Problem to solve:
Look through the material below and give the number of lines holding "Введите", with no other words.

Records provided:
:::::
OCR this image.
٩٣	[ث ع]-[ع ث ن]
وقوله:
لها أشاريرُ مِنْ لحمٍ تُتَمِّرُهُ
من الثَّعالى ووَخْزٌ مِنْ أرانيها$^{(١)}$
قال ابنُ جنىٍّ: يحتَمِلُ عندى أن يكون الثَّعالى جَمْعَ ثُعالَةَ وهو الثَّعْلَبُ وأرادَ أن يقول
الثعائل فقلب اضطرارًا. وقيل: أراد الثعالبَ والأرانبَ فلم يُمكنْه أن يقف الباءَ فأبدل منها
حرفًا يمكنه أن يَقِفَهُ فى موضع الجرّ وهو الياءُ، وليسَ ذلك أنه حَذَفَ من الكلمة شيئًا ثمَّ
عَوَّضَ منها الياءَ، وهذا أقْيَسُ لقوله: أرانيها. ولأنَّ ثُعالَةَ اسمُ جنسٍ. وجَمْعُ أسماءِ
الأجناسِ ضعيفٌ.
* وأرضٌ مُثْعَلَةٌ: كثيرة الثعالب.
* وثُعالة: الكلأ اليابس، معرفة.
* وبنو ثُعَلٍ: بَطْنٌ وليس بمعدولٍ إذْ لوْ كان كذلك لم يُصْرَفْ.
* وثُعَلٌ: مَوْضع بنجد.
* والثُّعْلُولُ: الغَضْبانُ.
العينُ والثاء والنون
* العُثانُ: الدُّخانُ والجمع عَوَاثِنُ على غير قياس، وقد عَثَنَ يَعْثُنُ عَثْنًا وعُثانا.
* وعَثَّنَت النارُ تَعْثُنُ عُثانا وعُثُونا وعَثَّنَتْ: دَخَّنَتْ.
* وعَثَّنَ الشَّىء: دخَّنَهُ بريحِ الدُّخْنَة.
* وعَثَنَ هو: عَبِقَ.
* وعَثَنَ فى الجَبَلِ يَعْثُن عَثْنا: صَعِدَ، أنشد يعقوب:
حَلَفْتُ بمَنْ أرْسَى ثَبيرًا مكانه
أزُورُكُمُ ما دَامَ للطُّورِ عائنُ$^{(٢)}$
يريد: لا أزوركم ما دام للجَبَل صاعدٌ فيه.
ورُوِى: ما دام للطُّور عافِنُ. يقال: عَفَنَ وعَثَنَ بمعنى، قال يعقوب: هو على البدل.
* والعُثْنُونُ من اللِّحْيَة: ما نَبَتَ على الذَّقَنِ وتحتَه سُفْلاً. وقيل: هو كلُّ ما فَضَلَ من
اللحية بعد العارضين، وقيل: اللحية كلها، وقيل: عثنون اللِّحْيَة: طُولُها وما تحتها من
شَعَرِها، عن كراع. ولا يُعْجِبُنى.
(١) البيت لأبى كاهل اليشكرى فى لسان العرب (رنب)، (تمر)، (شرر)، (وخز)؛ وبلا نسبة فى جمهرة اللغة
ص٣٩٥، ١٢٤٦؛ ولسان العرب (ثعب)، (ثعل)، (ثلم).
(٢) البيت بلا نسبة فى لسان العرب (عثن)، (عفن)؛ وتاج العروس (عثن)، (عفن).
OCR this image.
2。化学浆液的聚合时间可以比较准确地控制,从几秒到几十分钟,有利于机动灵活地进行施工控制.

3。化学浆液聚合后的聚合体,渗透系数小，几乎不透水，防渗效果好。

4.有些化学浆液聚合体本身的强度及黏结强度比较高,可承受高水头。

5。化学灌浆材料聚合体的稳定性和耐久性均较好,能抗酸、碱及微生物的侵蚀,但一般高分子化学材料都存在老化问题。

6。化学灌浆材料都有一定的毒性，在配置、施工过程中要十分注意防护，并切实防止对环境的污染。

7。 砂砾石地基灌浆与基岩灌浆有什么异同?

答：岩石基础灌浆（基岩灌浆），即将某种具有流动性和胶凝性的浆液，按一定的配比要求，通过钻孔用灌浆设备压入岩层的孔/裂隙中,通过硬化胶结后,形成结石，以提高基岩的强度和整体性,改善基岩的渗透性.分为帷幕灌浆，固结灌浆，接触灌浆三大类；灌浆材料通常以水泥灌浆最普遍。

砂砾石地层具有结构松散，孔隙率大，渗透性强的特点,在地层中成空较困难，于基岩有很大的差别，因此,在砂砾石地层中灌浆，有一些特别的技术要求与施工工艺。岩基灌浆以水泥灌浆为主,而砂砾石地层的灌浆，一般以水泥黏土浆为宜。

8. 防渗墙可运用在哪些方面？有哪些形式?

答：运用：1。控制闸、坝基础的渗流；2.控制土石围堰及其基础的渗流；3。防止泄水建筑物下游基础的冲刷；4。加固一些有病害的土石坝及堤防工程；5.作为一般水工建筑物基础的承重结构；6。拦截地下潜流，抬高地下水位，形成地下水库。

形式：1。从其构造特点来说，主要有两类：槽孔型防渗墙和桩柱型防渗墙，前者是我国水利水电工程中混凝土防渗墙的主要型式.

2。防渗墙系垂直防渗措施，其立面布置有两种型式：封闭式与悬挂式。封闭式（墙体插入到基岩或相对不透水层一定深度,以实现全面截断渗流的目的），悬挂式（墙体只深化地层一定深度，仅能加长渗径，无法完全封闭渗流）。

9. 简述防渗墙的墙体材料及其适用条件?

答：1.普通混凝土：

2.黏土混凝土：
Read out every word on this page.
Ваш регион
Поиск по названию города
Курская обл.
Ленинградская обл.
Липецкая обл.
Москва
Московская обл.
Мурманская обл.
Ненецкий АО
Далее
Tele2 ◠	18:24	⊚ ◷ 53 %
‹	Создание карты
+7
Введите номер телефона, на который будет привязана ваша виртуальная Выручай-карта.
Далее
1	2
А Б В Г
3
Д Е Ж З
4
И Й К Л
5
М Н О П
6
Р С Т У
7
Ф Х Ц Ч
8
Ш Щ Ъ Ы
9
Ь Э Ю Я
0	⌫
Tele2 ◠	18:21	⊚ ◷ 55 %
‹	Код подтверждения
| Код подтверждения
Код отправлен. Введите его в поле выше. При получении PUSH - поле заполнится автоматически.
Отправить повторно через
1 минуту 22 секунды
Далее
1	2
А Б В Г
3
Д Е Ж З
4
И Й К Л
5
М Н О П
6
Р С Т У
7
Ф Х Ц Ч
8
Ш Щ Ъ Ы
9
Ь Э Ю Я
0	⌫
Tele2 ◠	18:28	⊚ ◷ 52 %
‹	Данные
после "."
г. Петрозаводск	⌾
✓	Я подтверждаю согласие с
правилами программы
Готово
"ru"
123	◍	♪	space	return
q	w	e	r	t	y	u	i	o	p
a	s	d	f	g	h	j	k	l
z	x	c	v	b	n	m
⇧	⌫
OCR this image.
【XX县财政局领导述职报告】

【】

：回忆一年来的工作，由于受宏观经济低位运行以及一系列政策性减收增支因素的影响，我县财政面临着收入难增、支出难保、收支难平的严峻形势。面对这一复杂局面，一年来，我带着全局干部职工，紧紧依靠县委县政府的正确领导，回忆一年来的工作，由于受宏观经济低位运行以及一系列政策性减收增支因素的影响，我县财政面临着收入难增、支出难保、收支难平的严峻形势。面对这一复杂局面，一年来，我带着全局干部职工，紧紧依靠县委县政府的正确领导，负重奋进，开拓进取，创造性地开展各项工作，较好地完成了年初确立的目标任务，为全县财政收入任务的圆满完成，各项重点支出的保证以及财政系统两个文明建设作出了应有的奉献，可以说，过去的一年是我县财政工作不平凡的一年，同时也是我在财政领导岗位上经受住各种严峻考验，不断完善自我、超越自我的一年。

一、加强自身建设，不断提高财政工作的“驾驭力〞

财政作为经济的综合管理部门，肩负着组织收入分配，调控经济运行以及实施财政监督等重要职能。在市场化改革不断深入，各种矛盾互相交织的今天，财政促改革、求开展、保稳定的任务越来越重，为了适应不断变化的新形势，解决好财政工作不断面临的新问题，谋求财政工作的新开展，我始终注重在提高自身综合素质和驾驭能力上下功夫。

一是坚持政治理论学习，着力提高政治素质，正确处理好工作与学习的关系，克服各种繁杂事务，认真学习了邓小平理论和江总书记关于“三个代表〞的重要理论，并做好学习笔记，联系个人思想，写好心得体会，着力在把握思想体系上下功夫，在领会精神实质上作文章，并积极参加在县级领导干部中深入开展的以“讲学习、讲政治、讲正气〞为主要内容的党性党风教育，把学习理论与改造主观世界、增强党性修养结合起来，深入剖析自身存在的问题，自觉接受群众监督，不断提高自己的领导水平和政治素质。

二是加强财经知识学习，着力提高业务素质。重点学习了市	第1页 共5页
:::::
Exercise solution:
2